— BEGIN DATA EXTRACT —
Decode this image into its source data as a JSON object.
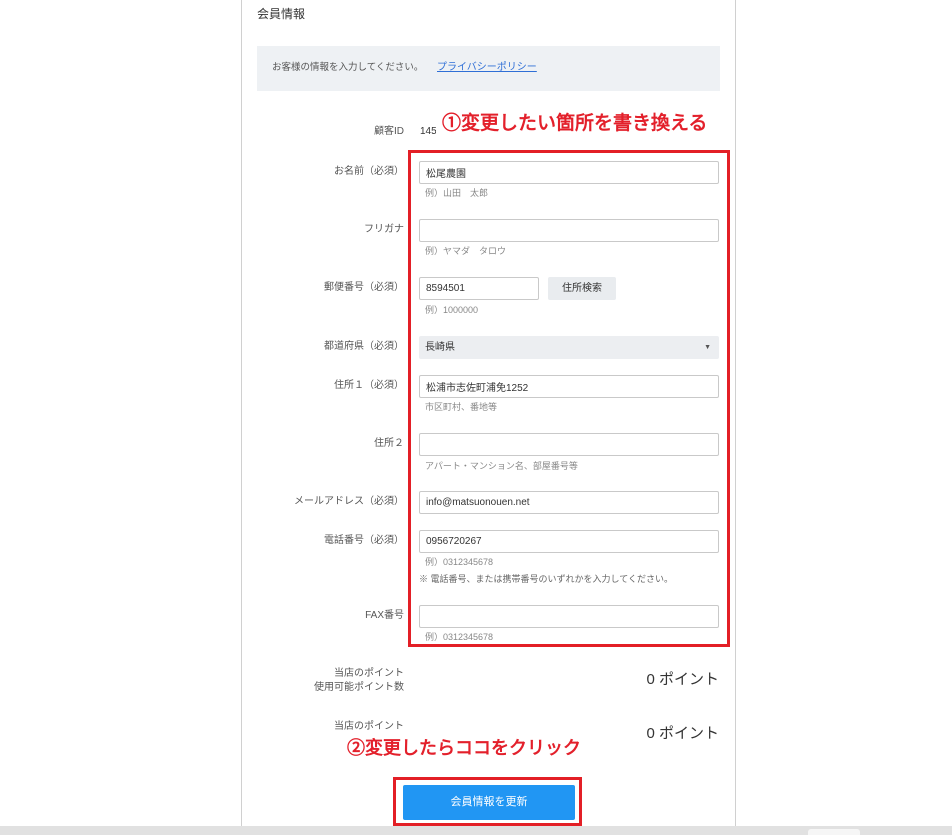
{
  "header": {
    "title": "会員情報"
  },
  "notice": {
    "text": "お客様の情報を入力してください。",
    "link_label": "プライバシーポリシー"
  },
  "customer_id": {
    "label": "顧客ID",
    "value": "145"
  },
  "form": {
    "name": {
      "label": "お名前（必須）",
      "value": "松尾農園",
      "hint": "例）山田　太郎"
    },
    "furigana": {
      "label": "フリガナ",
      "value": "",
      "hint": "例）ヤマダ　タロウ"
    },
    "postal_code": {
      "label": "郵便番号（必須）",
      "value": "8594501",
      "hint": "例）1000000",
      "search_button": "住所検索"
    },
    "prefecture": {
      "label": "都道府県（必須）",
      "selected": "長崎県"
    },
    "address1": {
      "label": "住所１（必須）",
      "value": "松浦市志佐町浦免1252",
      "hint": "市区町村、番地等"
    },
    "address2": {
      "label": "住所２",
      "value": "",
      "hint": "アパート・マンション名、部屋番号等"
    },
    "email": {
      "label": "メールアドレス（必須）",
      "value": "info@matsuonouen.net"
    },
    "phone": {
      "label": "電話番号（必須）",
      "value": "0956720267",
      "hint": "例）0312345678",
      "note": "※ 電話番号、または携帯番号のいずれかを入力してください。"
    },
    "fax": {
      "label": "FAX番号",
      "value": "",
      "hint": "例）0312345678"
    }
  },
  "points": [
    {
      "label_line1": "当店のポイント",
      "label_line2": "使用可能ポイント数",
      "value": "0 ポイント"
    },
    {
      "label_line1": "当店のポイント",
      "value": "0 ポイント"
    }
  ],
  "annotations": {
    "step1": "①変更したい箇所を書き換える",
    "step2": "②変更したらココをクリック"
  },
  "submit_button": "会員情報を更新",
  "icons": {
    "prefecture_select": "chevron-down-icon"
  },
  "colors": {
    "annotation_red": "#e3202b",
    "button_blue": "#2196f3",
    "link_blue": "#2f6fd6",
    "notice_background": "#eef1f4"
  }
}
— END DATA EXTRACT —
» STATED PROBLEM
Copy each line of the records that contains the word "hint".

» THE OUTPUT
      "hint": "例）山田　太郎"
      "hint": "例）ヤマダ　タロウ"
      "hint": "例）1000000",
      "hint": "市区町村、番地等"
      "hint": "アパート・マンション名、部屋番号等"
      "hint": "例）0312345678",
      "hint": "例）0312345678"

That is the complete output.